• **What you have to do**
Look through the lines and report how many include the word "Государственная", giving nothing but the number.

• **Data shown**
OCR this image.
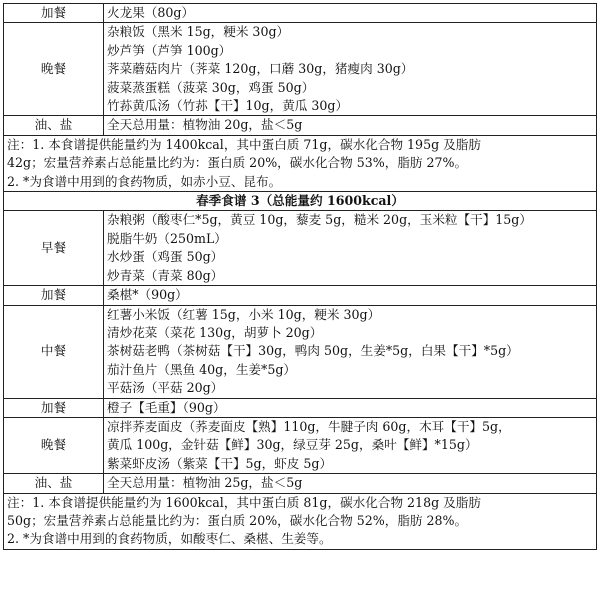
加餐	火龙果（80g）
晚餐	杂粮饭（黑米 15g，粳米 30g）
炒芦笋（芦笋 100g）
荠菜蘑菇肉片（荠菜 120g，口蘑 30g，猪瘦肉 30g）
菠菜蒸蛋糕（菠菜 30g，鸡蛋 50g）
竹荪黄瓜汤（竹荪【干】10g，黄瓜 30g）

油、盐	全天总用量：植物油 20g，盐＜5g

注：1. 本食谱提供能量约为 1400kcal，其中蛋白质 71g，碳水化合物 195g 及脂肪
42g；宏量营养素占总能量比约为：蛋白质 20%，碳水化合物 53%，脂肪 27%。
2. *为食谱中用到的食药物质，如赤小豆、昆布。	

春季食谱 3（总能量约 1600kcal）	
早餐	杂粮粥（酸枣仁*5g，黄豆 10g，藜麦 5g，糙米 20g，玉米粒【干】15g）
脱脂牛奶（250mL）
水炒蛋（鸡蛋 50g）
炒青菜（青菜 80g）

加餐	桑椹*（90g）
中餐	红薯小米饭（红薯 15g，小米 10g，粳米 30g）
清炒花菜（菜花 130g，胡萝卜 20g）
茶树菇老鸭（茶树菇【干】30g，鸭肉 50g，生姜*5g，白果【干】*5g）
茄汁鱼片（黑鱼 40g，生姜*5g）
平菇汤（平菇 20g）

加餐	橙子【毛重】（90g）
晚餐	凉拌荞麦面皮（荞麦面皮【熟】110g，牛腱子肉 60g，木耳【干】5g，
黄瓜 100g，金针菇【鲜】30g，绿豆芽 25g，桑叶【鲜】*15g）
紫菜虾皮汤（紫菜【干】5g，虾皮 5g）

油、盐	全天总用量：植物油 25g，盐＜5g

注：1. 本食谱提供能量约为 1600kcal，其中蛋白质 81g，碳水化合物 218g 及脂肪
50g；宏量营养素占总能量比约为：蛋白质 20%，碳水化合物 52%，脂肪 28%。
2. *为食谱中用到的食药物质，如酸枣仁、桑椹、生姜等。	
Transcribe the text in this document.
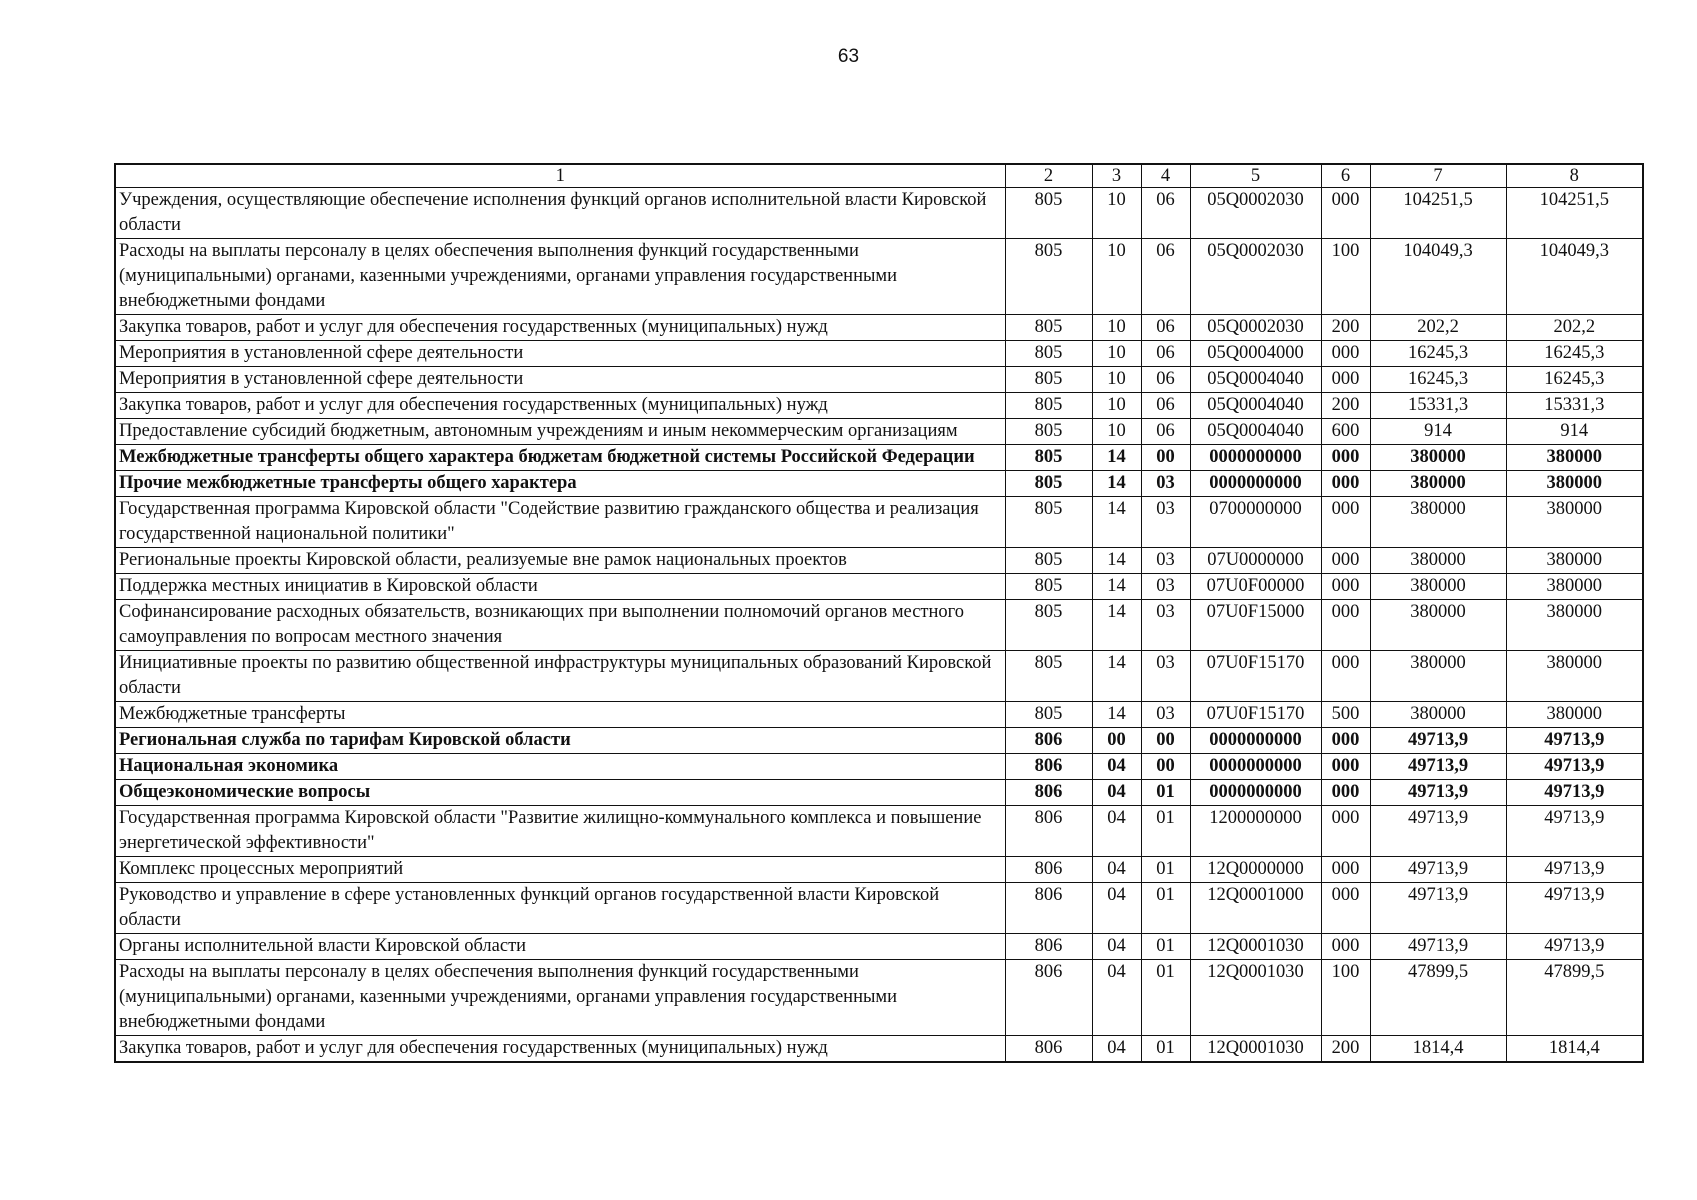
63
1	2	3	4	5	6	7	8
Учреждения, осуществляющие обеспечение исполнения функций органов исполнительной власти Кировской области	805	10	06	05Q0002030	000	104251,5	104251,5
Расходы на выплаты персоналу в целях обеспечения выполнения функций государственными (муниципальными) органами, казенными учреждениями, органами управления государственными внебюджетными фондами	805	10	06	05Q0002030	100	104049,3	104049,3
Закупка товаров, работ и услуг для обеспечения государственных (муниципальных) нужд	805	10	06	05Q0002030	200	202,2	202,2
Мероприятия в установленной сфере деятельности	805	10	06	05Q0004000	000	16245,3	16245,3
Мероприятия в установленной сфере деятельности	805	10	06	05Q0004040	000	16245,3	16245,3
Закупка товаров, работ и услуг для обеспечения государственных (муниципальных) нужд	805	10	06	05Q0004040	200	15331,3	15331,3
Предоставление субсидий бюджетным, автономным учреждениям и иным некоммерческим организациям	805	10	06	05Q0004040	600	914	914
Межбюджетные трансферты общего характера бюджетам бюджетной системы Российской Федерации	805	14	00	0000000000	000	380000	380000
Прочие межбюджетные трансферты общего характера	805	14	03	0000000000	000	380000	380000
Государственная программа Кировской области "Содействие развитию гражданского общества и реализация государственной национальной политики"	805	14	03	0700000000	000	380000	380000
Региональные проекты Кировской области, реализуемые вне рамок национальных проектов	805	14	03	07U0000000	000	380000	380000
Поддержка местных инициатив в Кировской области	805	14	03	07U0F00000	000	380000	380000
Софинансирование расходных обязательств, возникающих при выполнении полномочий органов местного самоуправления по вопросам местного значения	805	14	03	07U0F15000	000	380000	380000
Инициативные проекты по развитию общественной инфраструктуры муниципальных образований Кировской области	805	14	03	07U0F15170	000	380000	380000
Межбюджетные трансферты	805	14	03	07U0F15170	500	380000	380000
Региональная служба по тарифам Кировской области	806	00	00	0000000000	000	49713,9	49713,9
Национальная экономика	806	04	00	0000000000	000	49713,9	49713,9
Общеэкономические вопросы	806	04	01	0000000000	000	49713,9	49713,9
Государственная программа Кировской области "Развитие жилищно-коммунального комплекса и повышение энергетической эффективности"	806	04	01	1200000000	000	49713,9	49713,9
Комплекс процессных мероприятий	806	04	01	12Q0000000	000	49713,9	49713,9
Руководство и управление в сфере установленных функций органов государственной власти Кировской области	806	04	01	12Q0001000	000	49713,9	49713,9
Органы исполнительной власти Кировской области	806	04	01	12Q0001030	000	49713,9	49713,9
Расходы на выплаты персоналу в целях обеспечения выполнения функций государственными (муниципальными) органами, казенными учреждениями, органами управления государственными внебюджетными фондами	806	04	01	12Q0001030	100	47899,5	47899,5
Закупка товаров, работ и услуг для обеспечения государственных (муниципальных) нужд	806	04	01	12Q0001030	200	1814,4	1814,4
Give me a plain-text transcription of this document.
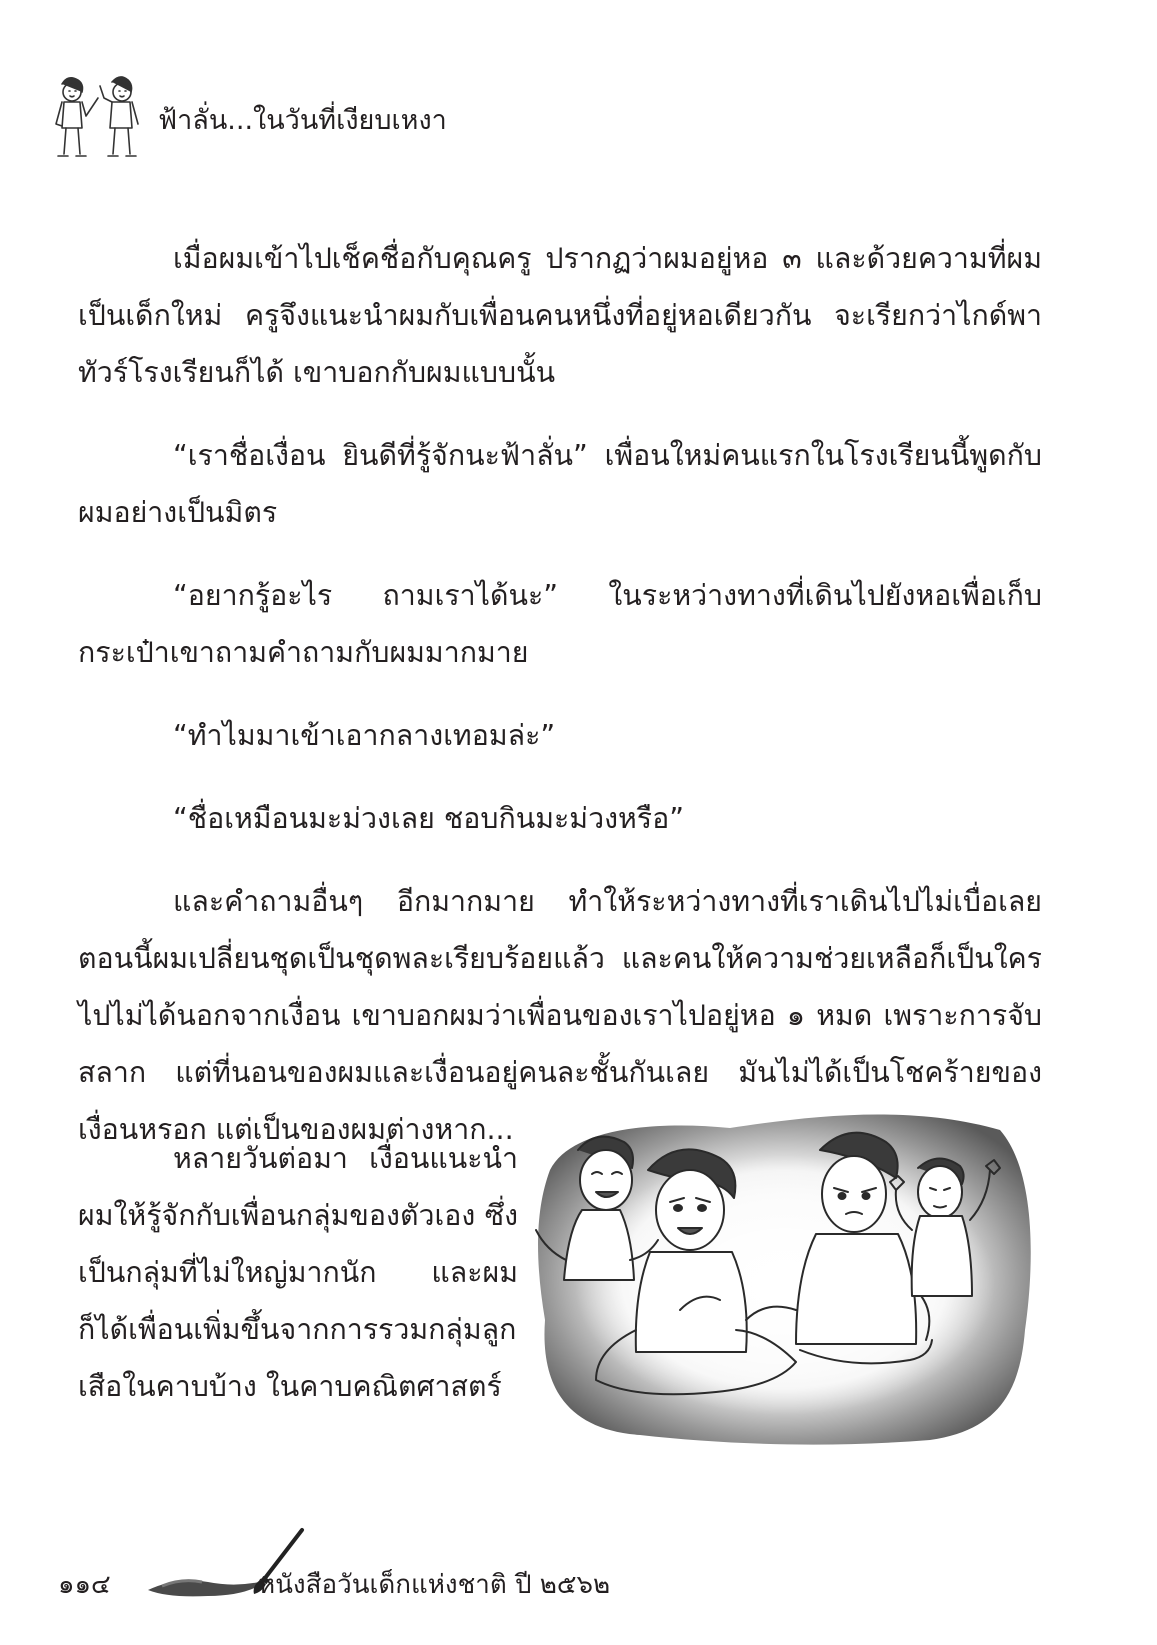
ฟ้าลั่น...ในวันที่เงียบเหงา

เมื่อผมเข้าไปเช็คชื่อกับคุณครู ปรากฏว่าผมอยู่หอ ๓ และด้วยความที่ผมเป็นเด็กใหม่ ครูจึงแนะนำผมกับเพื่อนคนหนึ่งที่อยู่หอเดียวกัน จะเรียกว่าไกด์พาทัวร์โรงเรียนก็ได้ เขาบอกกับผมแบบนั้น

“เราชื่อเงื่อน ยินดีที่รู้จักนะฟ้าลั่น” เพื่อนใหม่คนแรกในโรงเรียนนี้พูดกับผมอย่างเป็นมิตร

“อยากรู้อะไร ถามเราได้นะ” ในระหว่างทางที่เดินไปยังหอเพื่อเก็บกระเป๋าเขาถามคำถามกับผมมากมาย

“ทำไมมาเข้าเอากลางเทอมล่ะ”

“ชื่อเหมือนมะม่วงเลย ชอบกินมะม่วงหรือ”

และคำถามอื่นๆ อีกมากมาย ทำให้ระหว่างทางที่เราเดินไปไม่เบื่อเลย ตอนนี้ผมเปลี่ยนชุดเป็นชุดพละเรียบร้อยแล้ว และคนให้ความช่วยเหลือก็เป็นใครไปไม่ได้นอกจากเงื่อน เขาบอกผมว่าเพื่อนของเราไปอยู่หอ ๑ หมด เพราะการจับสลาก แต่ที่นอนของผมและเงื่อนอยู่คนละชั้นกันเลย มันไม่ได้เป็นโชคร้ายของเงื่อนหรอก แต่เป็นของผมต่างหาก...

หลายวันต่อมา เงื่อนแนะนำผมให้รู้จักกับเพื่อนกลุ่มของตัวเอง ซึ่งเป็นกลุ่มที่ไม่ใหญ่มากนัก และผมก็ได้เพื่อนเพิ่มขึ้นจากการรวมกลุ่มลูกเสือในคาบบ้าง ในคาบคณิตศาสตร์

๑๑๔	หนังสือวันเด็กแห่งชาติ ปี ๒๕๖๒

• **Output for this task**
2